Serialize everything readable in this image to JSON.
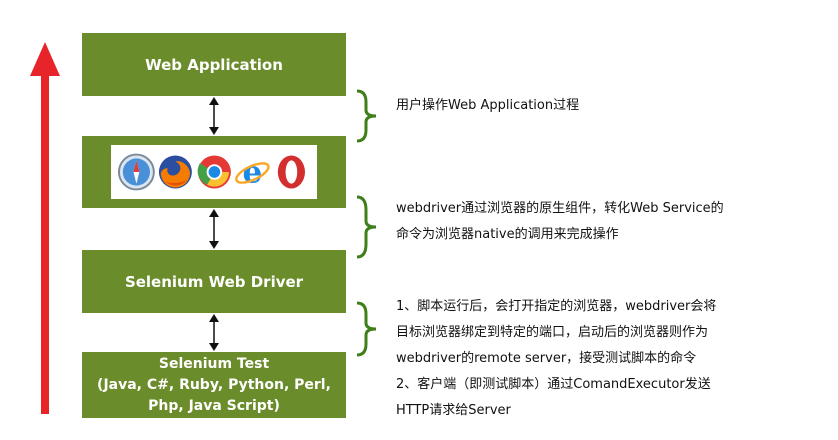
{
  "boxes": {
    "web_application": "Web Application",
    "selenium_web_driver": "Selenium Web Driver",
    "selenium_test": {
      "line1": "Selenium Test",
      "line2": "(Java, C#, Ruby, Python, Perl,",
      "line3": "Php, Java Script)"
    }
  },
  "browsers": [
    "safari-icon",
    "firefox-icon",
    "chrome-icon",
    "ie-icon",
    "opera-icon"
  ],
  "notes": {
    "note1": {
      "line1": "用户操作Web Application过程"
    },
    "note2": {
      "line1": "webdriver通过浏览器的原生组件，转化Web Service的",
      "line2": "命令为浏览器native的调用来完成操作"
    },
    "note3": {
      "line1": "1、脚本运行后，会打开指定的浏览器，webdriver会将",
      "line2": "目标浏览器绑定到特定的端口，启动后的浏览器则作为",
      "line3": "webdriver的remote server，接受测试脚本的命令",
      "line4": "2、客户端（即测试脚本）通过ComandExecutor发送",
      "line5": "HTTP请求给Server"
    }
  },
  "colors": {
    "box_green": "#6b8c2a",
    "brace_green": "#3f7f1a",
    "arrow_red": "#e8242b"
  }
}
^^^^
→ Given problem
Repeat the data above exactly, but not the pictures.

→ The solution
Serialize everything readable in this image to JSON.
{
  "boxes": {
    "web_application": "Web Application",
    "selenium_web_driver": "Selenium Web Driver",
    "selenium_test": {
      "line1": "Selenium Test",
      "line2": "(Java, C#, Ruby, Python, Perl,",
      "line3": "Php, Java Script)"
    }
  },
  "browsers": [
    "safari-icon",
    "firefox-icon",
    "chrome-icon",
    "ie-icon",
    "opera-icon"
  ],
  "notes": {
    "note1": {
      "line1": "用户操作Web Application过程"
    },
    "note2": {
      "line1": "webdriver通过浏览器的原生组件，转化Web Service的",
      "line2": "命令为浏览器native的调用来完成操作"
    },
    "note3": {
      "line1": "1、脚本运行后，会打开指定的浏览器，webdriver会将",
      "line2": "目标浏览器绑定到特定的端口，启动后的浏览器则作为",
      "line3": "webdriver的remote server，接受测试脚本的命令",
      "line4": "2、客户端（即测试脚本）通过ComandExecutor发送",
      "line5": "HTTP请求给Server"
    }
  },
  "colors": {
    "box_green": "#6b8c2a",
    "brace_green": "#3f7f1a",
    "arrow_red": "#e8242b"
  }
}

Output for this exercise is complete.